→ **Directions**: Copy down all of the data underneath, exactly as shown.

-- start Records for the task --

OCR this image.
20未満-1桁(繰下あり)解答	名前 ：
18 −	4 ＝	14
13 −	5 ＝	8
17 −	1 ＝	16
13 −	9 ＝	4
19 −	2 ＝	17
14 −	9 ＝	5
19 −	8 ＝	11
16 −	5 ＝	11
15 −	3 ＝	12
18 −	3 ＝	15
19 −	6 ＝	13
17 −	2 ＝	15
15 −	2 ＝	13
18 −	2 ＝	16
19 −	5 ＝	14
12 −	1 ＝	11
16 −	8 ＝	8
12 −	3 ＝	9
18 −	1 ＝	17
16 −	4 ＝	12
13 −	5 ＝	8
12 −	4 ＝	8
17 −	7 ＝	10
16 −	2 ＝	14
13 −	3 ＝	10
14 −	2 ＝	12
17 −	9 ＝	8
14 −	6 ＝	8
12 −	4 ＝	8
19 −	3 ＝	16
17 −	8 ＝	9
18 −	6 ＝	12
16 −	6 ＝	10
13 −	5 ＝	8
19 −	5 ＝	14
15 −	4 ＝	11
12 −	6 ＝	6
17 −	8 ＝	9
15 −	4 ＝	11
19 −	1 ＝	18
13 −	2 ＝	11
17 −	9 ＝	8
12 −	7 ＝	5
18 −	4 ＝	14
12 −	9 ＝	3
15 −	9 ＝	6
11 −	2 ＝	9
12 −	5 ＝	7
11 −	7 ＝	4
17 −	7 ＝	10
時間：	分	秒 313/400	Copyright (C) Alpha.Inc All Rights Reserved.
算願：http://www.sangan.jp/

-- end Records for the task --

→ **Reply to the exercise**:
OCR this image.
20未満-1桁(繰下あり)解答	名前 ：
18 −	4 ＝	14
13 −	5 ＝	8
17 −	1 ＝	16
13 −	9 ＝	4
19 −	2 ＝	17
14 −	9 ＝	5
19 −	8 ＝	11
16 −	5 ＝	11
15 −	3 ＝	12
18 −	3 ＝	15
19 −	6 ＝	13
17 −	2 ＝	15
15 −	2 ＝	13
18 −	2 ＝	16
19 −	5 ＝	14
12 −	1 ＝	11
16 −	8 ＝	8
12 −	3 ＝	9
18 −	1 ＝	17
16 −	4 ＝	12
13 −	5 ＝	8
12 −	4 ＝	8
17 −	7 ＝	10
16 −	2 ＝	14
13 −	3 ＝	10
14 −	2 ＝	12
17 −	9 ＝	8
14 −	6 ＝	8
12 −	4 ＝	8
19 −	3 ＝	16
17 −	8 ＝	9
18 −	6 ＝	12
16 −	6 ＝	10
13 −	5 ＝	8
19 −	5 ＝	14
15 −	4 ＝	11
12 −	6 ＝	6
17 −	8 ＝	9
15 −	4 ＝	11
19 −	1 ＝	18
13 −	2 ＝	11
17 −	9 ＝	8
12 −	7 ＝	5
18 −	4 ＝	14
12 −	9 ＝	3
15 −	9 ＝	6
11 −	2 ＝	9
12 −	5 ＝	7
11 −	7 ＝	4
17 −	7 ＝	10
時間：	分	秒 313/400	Copyright (C) Alpha.Inc All Rights Reserved.
算願：http://www.sangan.jp/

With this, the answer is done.